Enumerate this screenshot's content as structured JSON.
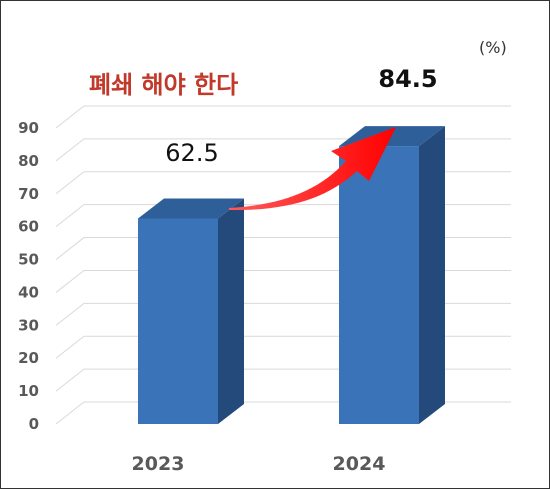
{
  "chart_data": {
    "type": "bar",
    "style": "3d-column",
    "categories": [
      "2023",
      "2024"
    ],
    "values": [
      62.5,
      84.5
    ],
    "data_labels": [
      "62.5",
      "84.5"
    ],
    "unit_label": "(%)",
    "annotation": "폐쇄 해야 한다",
    "ylim": [
      0,
      90
    ],
    "yticks": [
      0,
      10,
      20,
      30,
      40,
      50,
      60,
      70,
      80,
      90
    ],
    "grid": true,
    "legend": "none",
    "trend_arrow": {
      "from": "2023",
      "to": "2024"
    }
  },
  "colors": {
    "bar_front": "#3a73b8",
    "bar_side": "#234a7a",
    "bar_top": "#2f5f99",
    "arrow": "#ff0000",
    "annotation": "#c0392b",
    "grid": "#d9d9d9",
    "axis_text": "#595959"
  }
}
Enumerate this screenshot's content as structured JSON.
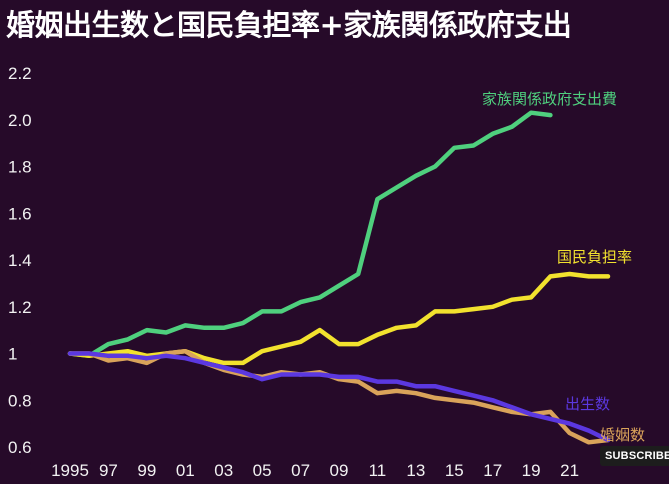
{
  "title": "婚姻出生数と国民負担率+家族関係政府支出",
  "subscribe_label": "SUBSCRIBE",
  "chart_data": {
    "type": "line",
    "title": "婚姻出生数と国民負担率+家族関係政府支出",
    "x_range": [
      1995,
      2023
    ],
    "ylim": [
      0.6,
      2.2
    ],
    "y_ticks": [
      2.2,
      2.0,
      1.8,
      1.6,
      1.4,
      1.2,
      1,
      0.8,
      0.6
    ],
    "y_tick_labels": [
      "2.2",
      "2.0",
      "1.8",
      "1.6",
      "1.4",
      "1.2",
      "1",
      "0.8",
      "0.6"
    ],
    "x_ticks": [
      1995,
      1997,
      1999,
      2001,
      2003,
      2005,
      2007,
      2009,
      2011,
      2013,
      2015,
      2017,
      2019,
      2021
    ],
    "x_tick_labels": [
      "1995",
      "97",
      "99",
      "01",
      "03",
      "05",
      "07",
      "09",
      "11",
      "13",
      "15",
      "17",
      "19",
      "21"
    ],
    "grid": false,
    "series": [
      {
        "name": "家族関係政府支出費",
        "color": "#4fd07e",
        "x": [
          1995,
          1996,
          1997,
          1998,
          1999,
          2000,
          2001,
          2002,
          2003,
          2004,
          2005,
          2006,
          2007,
          2008,
          2009,
          2010,
          2011,
          2012,
          2013,
          2014,
          2015,
          2016,
          2017,
          2018,
          2019,
          2020
        ],
        "y": [
          1.0,
          0.99,
          1.04,
          1.06,
          1.1,
          1.09,
          1.12,
          1.11,
          1.11,
          1.13,
          1.18,
          1.18,
          1.22,
          1.24,
          1.29,
          1.34,
          1.66,
          1.71,
          1.76,
          1.8,
          1.88,
          1.89,
          1.94,
          1.97,
          2.03,
          2.02
        ]
      },
      {
        "name": "国民負担率",
        "color": "#f2e22e",
        "x": [
          1995,
          1996,
          1997,
          1998,
          1999,
          2000,
          2001,
          2002,
          2003,
          2004,
          2005,
          2006,
          2007,
          2008,
          2009,
          2010,
          2011,
          2012,
          2013,
          2014,
          2015,
          2016,
          2017,
          2018,
          2019,
          2020,
          2021,
          2022,
          2023
        ],
        "y": [
          1.0,
          0.99,
          1.0,
          1.01,
          0.99,
          1.0,
          1.01,
          0.98,
          0.96,
          0.96,
          1.01,
          1.03,
          1.05,
          1.1,
          1.04,
          1.04,
          1.08,
          1.11,
          1.12,
          1.18,
          1.18,
          1.19,
          1.2,
          1.23,
          1.24,
          1.33,
          1.34,
          1.33,
          1.33
        ]
      },
      {
        "name": "出生数",
        "color": "#5b38e0",
        "x": [
          1995,
          1996,
          1997,
          1998,
          1999,
          2000,
          2001,
          2002,
          2003,
          2004,
          2005,
          2006,
          2007,
          2008,
          2009,
          2010,
          2011,
          2012,
          2013,
          2014,
          2015,
          2016,
          2017,
          2018,
          2019,
          2020,
          2021,
          2022,
          2023
        ],
        "y": [
          1.0,
          1.0,
          0.99,
          0.99,
          0.98,
          0.99,
          0.98,
          0.96,
          0.94,
          0.92,
          0.89,
          0.91,
          0.91,
          0.91,
          0.9,
          0.9,
          0.88,
          0.88,
          0.86,
          0.86,
          0.84,
          0.82,
          0.8,
          0.77,
          0.74,
          0.72,
          0.7,
          0.67,
          0.63
        ]
      },
      {
        "name": "婚姻数",
        "color": "#d9a35a",
        "x": [
          1995,
          1996,
          1997,
          1998,
          1999,
          2000,
          2001,
          2002,
          2003,
          2004,
          2005,
          2006,
          2007,
          2008,
          2009,
          2010,
          2011,
          2012,
          2013,
          2014,
          2015,
          2016,
          2017,
          2018,
          2019,
          2020,
          2021,
          2022,
          2023
        ],
        "y": [
          1.0,
          1.0,
          0.97,
          0.98,
          0.96,
          1.0,
          1.01,
          0.96,
          0.93,
          0.91,
          0.9,
          0.92,
          0.91,
          0.92,
          0.89,
          0.88,
          0.83,
          0.84,
          0.83,
          0.81,
          0.8,
          0.79,
          0.77,
          0.75,
          0.74,
          0.75,
          0.66,
          0.62,
          0.63
        ]
      }
    ]
  }
}
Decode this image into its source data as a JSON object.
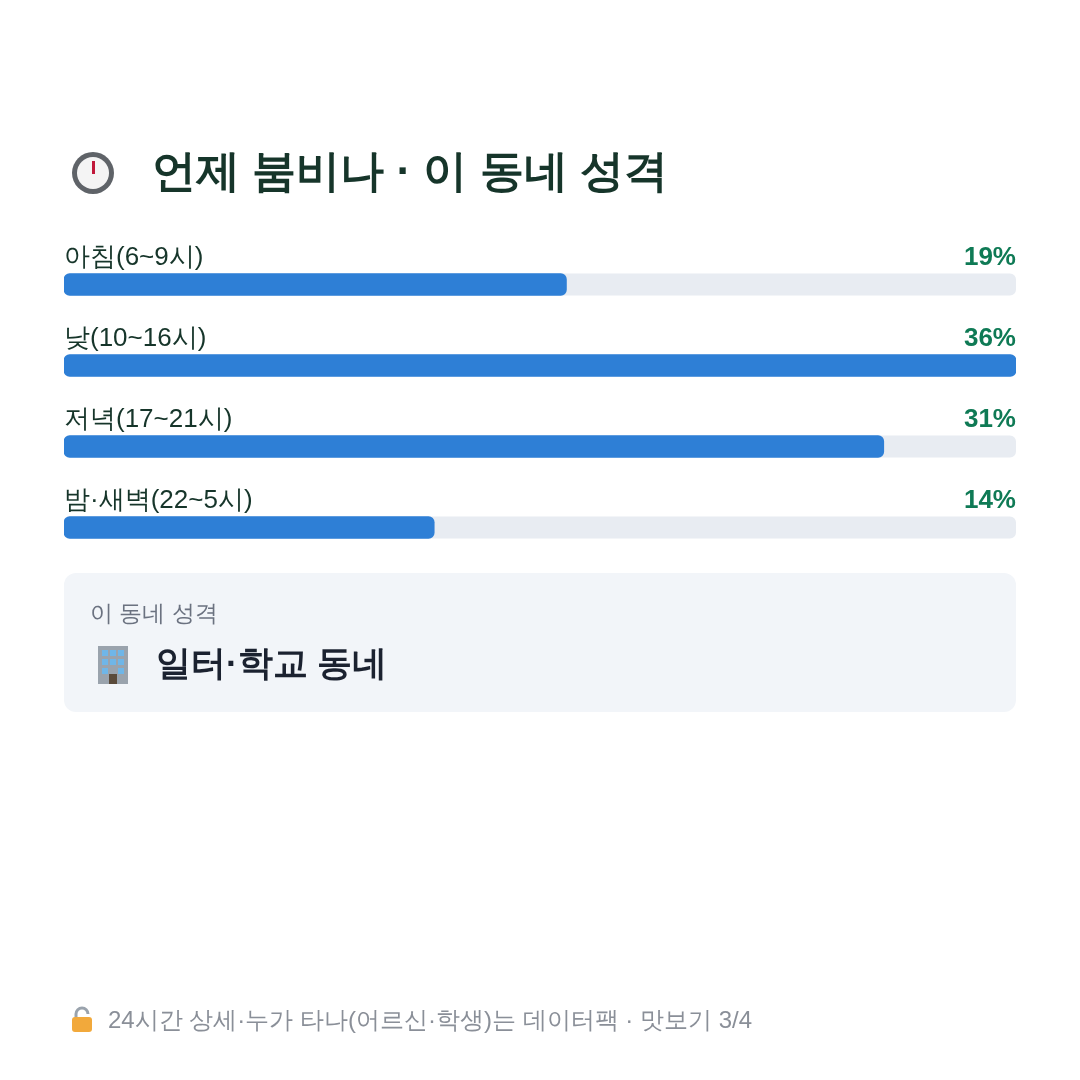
{
  "chart_data": {
    "type": "bar",
    "orientation": "horizontal",
    "title": "언제 붐비나 · 이 동네 성격",
    "categories": [
      "아침(6~9시)",
      "낮(10~16시)",
      "저녁(17~21시)",
      "밤·새벽(22~5시)"
    ],
    "values": [
      19,
      36,
      31,
      14
    ],
    "value_labels": [
      "19%",
      "36%",
      "31%",
      "14%"
    ],
    "color": "#2e7fd6",
    "xlim": [
      0,
      36
    ],
    "grid": false,
    "legend": false,
    "tick_labels": false,
    "annotations": [
      "이 동네 성격",
      "일터·학교 동네",
      "24시간 상세·누가 타나(어르신·학생)는 데이터팩 · 맛보기 3/4"
    ]
  }
}
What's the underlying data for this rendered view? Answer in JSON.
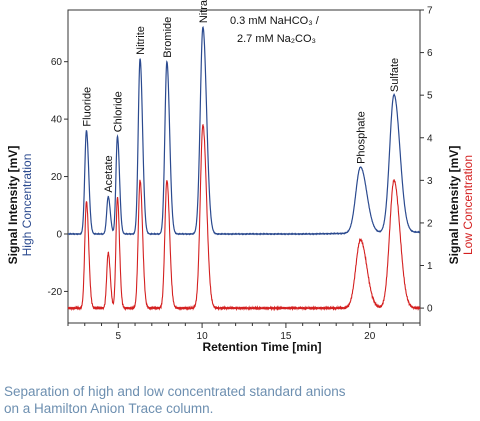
{
  "caption": {
    "line1": "Separation of high and low concentrated standard anions",
    "line2": "on a Hamilton Anion Trace column."
  },
  "chart_data": {
    "type": "line",
    "title": "",
    "eluent_line1": "0.3 mM NaHCO₃ /",
    "eluent_line2": "2.7 mM Na₂CO₃",
    "xlabel": "Retention Time [min]",
    "ylabel_left": {
      "main": "Signal Intensity [mV]",
      "series": "High Concentration"
    },
    "ylabel_right": {
      "main": "Signal Intensity [mV]",
      "series": "Low Concentration"
    },
    "xlim": [
      2,
      23
    ],
    "ylim_left": [
      -31,
      78
    ],
    "ylim_right": [
      -0.35,
      7
    ],
    "xticks": [
      5,
      10,
      15,
      20
    ],
    "yticks_left": [
      -20,
      0,
      20,
      40,
      60
    ],
    "yticks_right": [
      0,
      1,
      2,
      3,
      4,
      5,
      6,
      7
    ],
    "grid": false,
    "colors": {
      "high": "#2b4a8f",
      "low": "#d42020",
      "axis": "#333333"
    },
    "peaks": [
      {
        "name": "Fluoride",
        "rt": 3.1,
        "high_mV": 36,
        "low_mV": 2.5,
        "width": 0.1
      },
      {
        "name": "Acetate",
        "rt": 4.4,
        "high_mV": 13,
        "low_mV": 1.3,
        "width": 0.09
      },
      {
        "name": "Chloride",
        "rt": 4.95,
        "high_mV": 34,
        "low_mV": 2.6,
        "width": 0.09
      },
      {
        "name": "Nitrite",
        "rt": 6.3,
        "high_mV": 61,
        "low_mV": 3.0,
        "width": 0.11
      },
      {
        "name": "Bromide",
        "rt": 7.9,
        "high_mV": 60,
        "low_mV": 3.0,
        "width": 0.12
      },
      {
        "name": "Nitrate",
        "rt": 10.05,
        "high_mV": 72,
        "low_mV": 4.3,
        "width": 0.16
      },
      {
        "name": "Phosphate",
        "rt": 19.45,
        "high_mV": 23,
        "low_mV": 1.6,
        "width": 0.28
      },
      {
        "name": "Sulfate",
        "rt": 21.45,
        "high_mV": 48,
        "low_mV": 3.0,
        "width": 0.26
      }
    ],
    "series": [
      {
        "name": "High Concentration",
        "axis": "left",
        "baseline": 0
      },
      {
        "name": "Low Concentration",
        "axis": "right",
        "baseline": 0
      }
    ]
  }
}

Problem to solve:
Tally the lines that hold the string "this" and state the total, nothing more.

Correct result:
4